Data entries:
** begin **
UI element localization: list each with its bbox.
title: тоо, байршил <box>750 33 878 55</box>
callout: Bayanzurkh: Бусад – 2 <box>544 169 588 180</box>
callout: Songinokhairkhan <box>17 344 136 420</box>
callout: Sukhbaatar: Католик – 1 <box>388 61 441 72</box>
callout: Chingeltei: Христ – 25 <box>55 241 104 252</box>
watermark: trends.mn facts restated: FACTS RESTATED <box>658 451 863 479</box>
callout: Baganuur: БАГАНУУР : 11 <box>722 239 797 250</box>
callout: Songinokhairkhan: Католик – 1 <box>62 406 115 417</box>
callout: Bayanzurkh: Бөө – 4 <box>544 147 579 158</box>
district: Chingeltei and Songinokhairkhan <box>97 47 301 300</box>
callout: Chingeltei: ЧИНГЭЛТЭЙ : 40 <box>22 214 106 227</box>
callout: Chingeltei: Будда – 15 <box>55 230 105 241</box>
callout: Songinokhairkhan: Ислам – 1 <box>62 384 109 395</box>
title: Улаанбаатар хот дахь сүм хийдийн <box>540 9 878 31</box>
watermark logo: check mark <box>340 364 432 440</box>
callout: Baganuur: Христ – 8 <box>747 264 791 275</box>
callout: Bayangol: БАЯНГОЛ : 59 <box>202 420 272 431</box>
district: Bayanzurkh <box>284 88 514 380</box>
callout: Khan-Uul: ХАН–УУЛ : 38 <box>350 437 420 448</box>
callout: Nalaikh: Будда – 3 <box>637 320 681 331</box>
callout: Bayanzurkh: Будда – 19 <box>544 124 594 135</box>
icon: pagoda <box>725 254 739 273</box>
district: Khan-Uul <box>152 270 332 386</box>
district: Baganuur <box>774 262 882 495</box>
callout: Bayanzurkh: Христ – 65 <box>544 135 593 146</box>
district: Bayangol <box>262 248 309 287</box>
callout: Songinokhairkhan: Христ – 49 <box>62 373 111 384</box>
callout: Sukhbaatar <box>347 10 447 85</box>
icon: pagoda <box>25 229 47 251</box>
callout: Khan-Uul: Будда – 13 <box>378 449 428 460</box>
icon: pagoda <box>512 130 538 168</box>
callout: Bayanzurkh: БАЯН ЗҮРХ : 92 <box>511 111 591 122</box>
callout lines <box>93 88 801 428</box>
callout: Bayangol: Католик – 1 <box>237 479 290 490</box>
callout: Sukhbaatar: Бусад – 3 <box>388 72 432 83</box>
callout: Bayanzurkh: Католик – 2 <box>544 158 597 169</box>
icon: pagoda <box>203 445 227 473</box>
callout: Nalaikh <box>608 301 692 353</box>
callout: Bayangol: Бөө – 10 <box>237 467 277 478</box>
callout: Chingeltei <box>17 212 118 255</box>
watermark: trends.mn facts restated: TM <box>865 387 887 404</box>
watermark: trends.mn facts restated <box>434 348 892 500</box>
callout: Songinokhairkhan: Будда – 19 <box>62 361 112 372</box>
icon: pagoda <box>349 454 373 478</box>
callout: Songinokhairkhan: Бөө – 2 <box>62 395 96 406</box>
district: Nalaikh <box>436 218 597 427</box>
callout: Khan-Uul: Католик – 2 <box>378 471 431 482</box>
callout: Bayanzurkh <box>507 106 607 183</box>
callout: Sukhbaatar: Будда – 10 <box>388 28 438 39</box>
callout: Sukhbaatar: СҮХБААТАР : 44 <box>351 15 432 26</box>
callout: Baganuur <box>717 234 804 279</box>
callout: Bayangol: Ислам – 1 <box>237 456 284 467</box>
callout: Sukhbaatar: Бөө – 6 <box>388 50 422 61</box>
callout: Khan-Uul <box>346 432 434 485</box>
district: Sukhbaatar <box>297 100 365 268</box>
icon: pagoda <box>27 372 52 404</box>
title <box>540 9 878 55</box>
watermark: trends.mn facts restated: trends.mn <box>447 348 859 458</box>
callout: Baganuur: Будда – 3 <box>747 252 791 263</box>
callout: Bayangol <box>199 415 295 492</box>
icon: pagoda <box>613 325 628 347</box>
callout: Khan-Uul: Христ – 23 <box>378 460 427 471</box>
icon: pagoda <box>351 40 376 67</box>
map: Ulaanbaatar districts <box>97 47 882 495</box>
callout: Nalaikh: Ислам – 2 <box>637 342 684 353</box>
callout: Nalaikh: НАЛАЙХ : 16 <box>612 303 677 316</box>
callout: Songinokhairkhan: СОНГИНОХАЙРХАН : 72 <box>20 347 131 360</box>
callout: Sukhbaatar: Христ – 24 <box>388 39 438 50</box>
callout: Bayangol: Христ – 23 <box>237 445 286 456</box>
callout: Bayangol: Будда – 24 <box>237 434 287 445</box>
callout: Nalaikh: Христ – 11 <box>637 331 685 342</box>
** end **
● **YOUR GOAL**: Can you arrange the lines from the first one through the line containing "callout: Bayanzurkh: Будда", both included, as a JSON list of strings, one string per line and with blank lines left out?

● **RESPONSE TO THE TASK**:
[
  "UI element localization: list each with its bbox.",
  "title: тоо, байршил <box>750 33 878 55</box>",
  "callout: Bayanzurkh: Бусад – 2 <box>544 169 588 180</box>",
  "callout: Songinokhairkhan <box>17 344 136 420</box>",
  "callout: Sukhbaatar: Католик – 1 <box>388 61 441 72</box>",
  "callout: Chingeltei: Христ – 25 <box>55 241 104 252</box>",
  "watermark: trends.mn facts restated: FACTS RESTATED <box>658 451 863 479</box>",
  "callout: Baganuur: БАГАНУУР : 11 <box>722 239 797 250</box>",
  "callout: Songinokhairkhan: Католик – 1 <box>62 406 115 417</box>",
  "callout: Bayanzurkh: Бөө – 4 <box>544 147 579 158</box>",
  "district: Chingeltei and Songinokhairkhan <box>97 47 301 300</box>",
  "callout: Chingeltei: ЧИНГЭЛТЭЙ : 40 <box>22 214 106 227</box>",
  "callout: Chingeltei: Будда – 15 <box>55 230 105 241</box>",
  "callout: Songinokhairkhan: Ислам – 1 <box>62 384 109 395</box>",
  "title: Улаанбаатар хот дахь сүм хийдийн <box>540 9 878 31</box>",
  "watermark logo: check mark <box>340 364 432 440</box>",
  "callout: Baganuur: Христ – 8 <box>747 264 791 275</box>",
  "callout: Bayangol: БАЯНГОЛ : 59 <box>202 420 272 431</box>",
  "district: Bayanzurkh <box>284 88 514 380</box>",
  "callout: Khan-Uul: ХАН–УУЛ : 38 <box>350 437 420 448</box>",
  "callout: Nalaikh: Будда – 3 <box>637 320 681 331</box>",
  "callout: Bayanzurkh: Будда – 19 <box>544 124 594 135</box>"
]